Records from a data source:
----
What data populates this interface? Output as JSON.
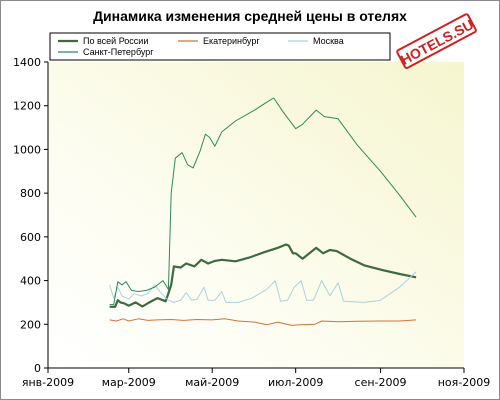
{
  "chart_data": {
    "type": "line",
    "title": "Динамика изменения средней цены в отелях",
    "watermark": "HOTELS.SU",
    "ylim": [
      0,
      1400
    ],
    "y_ticks": [
      0,
      200,
      400,
      600,
      800,
      1000,
      1200,
      1400
    ],
    "x_range": [
      "2009-01-01",
      "2009-11-01"
    ],
    "x_ticks": [
      {
        "date": "2009-01-01",
        "label": "янв-2009"
      },
      {
        "date": "2009-03-01",
        "label": "мар-2009"
      },
      {
        "date": "2009-05-01",
        "label": "май-2009"
      },
      {
        "date": "2009-07-01",
        "label": "июл-2009"
      },
      {
        "date": "2009-09-01",
        "label": "сен-2009"
      },
      {
        "date": "2009-11-01",
        "label": "ноя-2009"
      }
    ],
    "grid": false,
    "legend_position": "top",
    "series": [
      {
        "name": "По всей России",
        "color": "#3f6a3f",
        "width": 2.2,
        "points": [
          [
            "2009-02-15",
            280
          ],
          [
            "2009-02-19",
            280
          ],
          [
            "2009-02-21",
            310
          ],
          [
            "2009-02-23",
            300
          ],
          [
            "2009-02-26",
            295
          ],
          [
            "2009-03-01",
            285
          ],
          [
            "2009-03-06",
            300
          ],
          [
            "2009-03-11",
            282
          ],
          [
            "2009-03-16",
            300
          ],
          [
            "2009-03-22",
            320
          ],
          [
            "2009-03-28",
            305
          ],
          [
            "2009-04-01",
            380
          ],
          [
            "2009-04-03",
            465
          ],
          [
            "2009-04-08",
            460
          ],
          [
            "2009-04-12",
            478
          ],
          [
            "2009-04-18",
            465
          ],
          [
            "2009-04-23",
            495
          ],
          [
            "2009-04-28",
            478
          ],
          [
            "2009-05-03",
            490
          ],
          [
            "2009-05-08",
            495
          ],
          [
            "2009-05-18",
            488
          ],
          [
            "2009-05-28",
            505
          ],
          [
            "2009-06-08",
            530
          ],
          [
            "2009-06-18",
            550
          ],
          [
            "2009-06-24",
            565
          ],
          [
            "2009-06-26",
            560
          ],
          [
            "2009-06-29",
            525
          ],
          [
            "2009-07-01",
            525
          ],
          [
            "2009-07-06",
            500
          ],
          [
            "2009-07-11",
            525
          ],
          [
            "2009-07-16",
            550
          ],
          [
            "2009-07-21",
            525
          ],
          [
            "2009-07-26",
            540
          ],
          [
            "2009-07-31",
            535
          ],
          [
            "2009-08-10",
            500
          ],
          [
            "2009-08-20",
            470
          ],
          [
            "2009-09-01",
            450
          ],
          [
            "2009-09-15",
            430
          ],
          [
            "2009-09-27",
            415
          ]
        ]
      },
      {
        "name": "Екатеринбург",
        "color": "#d2733a",
        "width": 1,
        "points": [
          [
            "2009-02-15",
            220
          ],
          [
            "2009-02-20",
            215
          ],
          [
            "2009-02-25",
            225
          ],
          [
            "2009-03-01",
            215
          ],
          [
            "2009-03-08",
            225
          ],
          [
            "2009-03-15",
            218
          ],
          [
            "2009-03-22",
            220
          ],
          [
            "2009-04-01",
            222
          ],
          [
            "2009-04-10",
            218
          ],
          [
            "2009-04-20",
            222
          ],
          [
            "2009-05-01",
            220
          ],
          [
            "2009-05-10",
            225
          ],
          [
            "2009-05-20",
            215
          ],
          [
            "2009-06-01",
            210
          ],
          [
            "2009-06-10",
            198
          ],
          [
            "2009-06-18",
            210
          ],
          [
            "2009-06-28",
            195
          ],
          [
            "2009-07-05",
            198
          ],
          [
            "2009-07-15",
            200
          ],
          [
            "2009-07-20",
            215
          ],
          [
            "2009-08-01",
            212
          ],
          [
            "2009-08-15",
            214
          ],
          [
            "2009-09-01",
            215
          ],
          [
            "2009-09-15",
            215
          ],
          [
            "2009-09-27",
            220
          ]
        ]
      },
      {
        "name": "Москва",
        "color": "#a8d4e0",
        "width": 1,
        "points": [
          [
            "2009-02-15",
            380
          ],
          [
            "2009-02-18",
            320
          ],
          [
            "2009-02-21",
            370
          ],
          [
            "2009-02-24",
            330
          ],
          [
            "2009-03-01",
            315
          ],
          [
            "2009-03-05",
            340
          ],
          [
            "2009-03-10",
            330
          ],
          [
            "2009-03-15",
            340
          ],
          [
            "2009-03-20",
            380
          ],
          [
            "2009-03-25",
            340
          ],
          [
            "2009-03-30",
            310
          ],
          [
            "2009-04-03",
            300
          ],
          [
            "2009-04-08",
            310
          ],
          [
            "2009-04-12",
            345
          ],
          [
            "2009-04-16",
            310
          ],
          [
            "2009-04-20",
            315
          ],
          [
            "2009-04-25",
            370
          ],
          [
            "2009-04-28",
            310
          ],
          [
            "2009-05-03",
            310
          ],
          [
            "2009-05-08",
            350
          ],
          [
            "2009-05-11",
            300
          ],
          [
            "2009-05-20",
            300
          ],
          [
            "2009-05-30",
            320
          ],
          [
            "2009-06-10",
            360
          ],
          [
            "2009-06-16",
            400
          ],
          [
            "2009-06-20",
            305
          ],
          [
            "2009-06-25",
            310
          ],
          [
            "2009-06-30",
            370
          ],
          [
            "2009-07-05",
            400
          ],
          [
            "2009-07-09",
            310
          ],
          [
            "2009-07-14",
            310
          ],
          [
            "2009-07-20",
            400
          ],
          [
            "2009-07-26",
            330
          ],
          [
            "2009-08-01",
            390
          ],
          [
            "2009-08-05",
            305
          ],
          [
            "2009-08-20",
            300
          ],
          [
            "2009-09-01",
            310
          ],
          [
            "2009-09-15",
            370
          ],
          [
            "2009-09-27",
            440
          ]
        ]
      },
      {
        "name": "Санкт-Петербург",
        "color": "#2d8a5c",
        "width": 1,
        "points": [
          [
            "2009-02-15",
            290
          ],
          [
            "2009-02-18",
            290
          ],
          [
            "2009-02-21",
            395
          ],
          [
            "2009-02-24",
            380
          ],
          [
            "2009-02-27",
            395
          ],
          [
            "2009-03-03",
            355
          ],
          [
            "2009-03-08",
            350
          ],
          [
            "2009-03-14",
            355
          ],
          [
            "2009-03-20",
            370
          ],
          [
            "2009-03-26",
            400
          ],
          [
            "2009-03-30",
            360
          ],
          [
            "2009-04-01",
            800
          ],
          [
            "2009-04-04",
            960
          ],
          [
            "2009-04-09",
            985
          ],
          [
            "2009-04-13",
            930
          ],
          [
            "2009-04-17",
            915
          ],
          [
            "2009-04-22",
            990
          ],
          [
            "2009-04-26",
            1070
          ],
          [
            "2009-04-29",
            1055
          ],
          [
            "2009-05-03",
            1015
          ],
          [
            "2009-05-08",
            1080
          ],
          [
            "2009-05-18",
            1130
          ],
          [
            "2009-06-01",
            1180
          ],
          [
            "2009-06-12",
            1225
          ],
          [
            "2009-06-15",
            1235
          ],
          [
            "2009-06-22",
            1170
          ],
          [
            "2009-07-01",
            1095
          ],
          [
            "2009-07-06",
            1115
          ],
          [
            "2009-07-16",
            1180
          ],
          [
            "2009-07-22",
            1150
          ],
          [
            "2009-08-01",
            1140
          ],
          [
            "2009-08-15",
            1020
          ],
          [
            "2009-09-01",
            900
          ],
          [
            "2009-09-15",
            790
          ],
          [
            "2009-09-27",
            690
          ]
        ]
      }
    ]
  }
}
----
Stated exercise>
Where a line contains the string "date", extract that line.

Correct answer>
        "date": "2009-01-01",
        "date": "2009-03-01",
        "date": "2009-05-01",
        "date": "2009-07-01",
        "date": "2009-09-01",
        "date": "2009-11-01",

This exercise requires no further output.